Aim => Return the lines below that carry the word "мероприятие".

Material provided =>

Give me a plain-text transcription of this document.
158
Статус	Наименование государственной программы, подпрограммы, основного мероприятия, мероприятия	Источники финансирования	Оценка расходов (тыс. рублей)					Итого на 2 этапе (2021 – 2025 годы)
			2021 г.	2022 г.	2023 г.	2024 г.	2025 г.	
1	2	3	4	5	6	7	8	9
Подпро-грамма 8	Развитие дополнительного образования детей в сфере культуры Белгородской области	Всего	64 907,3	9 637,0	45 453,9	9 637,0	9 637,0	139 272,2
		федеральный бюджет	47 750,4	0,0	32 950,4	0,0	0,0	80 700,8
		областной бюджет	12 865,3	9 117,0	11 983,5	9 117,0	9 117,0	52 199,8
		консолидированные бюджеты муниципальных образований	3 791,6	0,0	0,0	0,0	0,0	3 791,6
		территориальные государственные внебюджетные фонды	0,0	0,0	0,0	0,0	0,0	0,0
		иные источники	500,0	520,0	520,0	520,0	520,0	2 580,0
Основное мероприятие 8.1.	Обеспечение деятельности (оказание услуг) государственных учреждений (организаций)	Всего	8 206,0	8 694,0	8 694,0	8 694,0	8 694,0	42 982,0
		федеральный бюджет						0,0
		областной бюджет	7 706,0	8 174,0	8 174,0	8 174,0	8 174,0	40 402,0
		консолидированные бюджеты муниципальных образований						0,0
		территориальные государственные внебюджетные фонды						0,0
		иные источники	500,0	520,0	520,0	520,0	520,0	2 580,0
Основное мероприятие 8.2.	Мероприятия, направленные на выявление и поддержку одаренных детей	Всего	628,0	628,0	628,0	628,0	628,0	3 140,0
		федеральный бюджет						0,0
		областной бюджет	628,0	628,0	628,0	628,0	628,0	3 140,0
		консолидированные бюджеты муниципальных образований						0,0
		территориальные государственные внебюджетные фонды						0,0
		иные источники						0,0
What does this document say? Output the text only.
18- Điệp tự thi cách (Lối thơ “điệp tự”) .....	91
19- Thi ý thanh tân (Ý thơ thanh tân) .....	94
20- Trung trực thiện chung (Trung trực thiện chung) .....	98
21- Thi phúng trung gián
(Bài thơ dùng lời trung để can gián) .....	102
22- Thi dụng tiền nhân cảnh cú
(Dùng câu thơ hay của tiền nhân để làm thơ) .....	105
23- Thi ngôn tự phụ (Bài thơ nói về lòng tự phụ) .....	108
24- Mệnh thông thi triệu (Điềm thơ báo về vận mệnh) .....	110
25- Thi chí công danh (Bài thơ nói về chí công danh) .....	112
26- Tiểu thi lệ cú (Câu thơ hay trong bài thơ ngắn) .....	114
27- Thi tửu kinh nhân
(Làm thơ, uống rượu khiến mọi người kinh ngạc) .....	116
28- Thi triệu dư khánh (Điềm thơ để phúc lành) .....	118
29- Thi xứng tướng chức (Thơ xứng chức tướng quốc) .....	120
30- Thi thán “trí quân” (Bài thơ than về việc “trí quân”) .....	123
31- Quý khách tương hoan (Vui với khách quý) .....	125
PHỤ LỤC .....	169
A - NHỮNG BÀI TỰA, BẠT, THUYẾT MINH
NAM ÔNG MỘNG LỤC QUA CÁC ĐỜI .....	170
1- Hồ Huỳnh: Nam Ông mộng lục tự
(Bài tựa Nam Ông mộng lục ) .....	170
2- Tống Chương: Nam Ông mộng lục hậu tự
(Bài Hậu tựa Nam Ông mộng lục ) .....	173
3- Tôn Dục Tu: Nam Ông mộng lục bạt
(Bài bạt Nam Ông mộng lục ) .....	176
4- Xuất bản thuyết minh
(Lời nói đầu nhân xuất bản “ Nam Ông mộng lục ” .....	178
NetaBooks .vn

Output of the task =>
Основное мероприятие 8.1.	Обеспечение деятельности (оказание услуг) государственных учреждений (организаций)	Всего	8 206,0	8 694,0	8 694,0	8 694,0	8 694,0	42 982,0
Основное мероприятие 8.2.	Мероприятия, направленные на выявление и поддержку одаренных детей	Всего	628,0	628,0	628,0	628,0	628,0	3 140,0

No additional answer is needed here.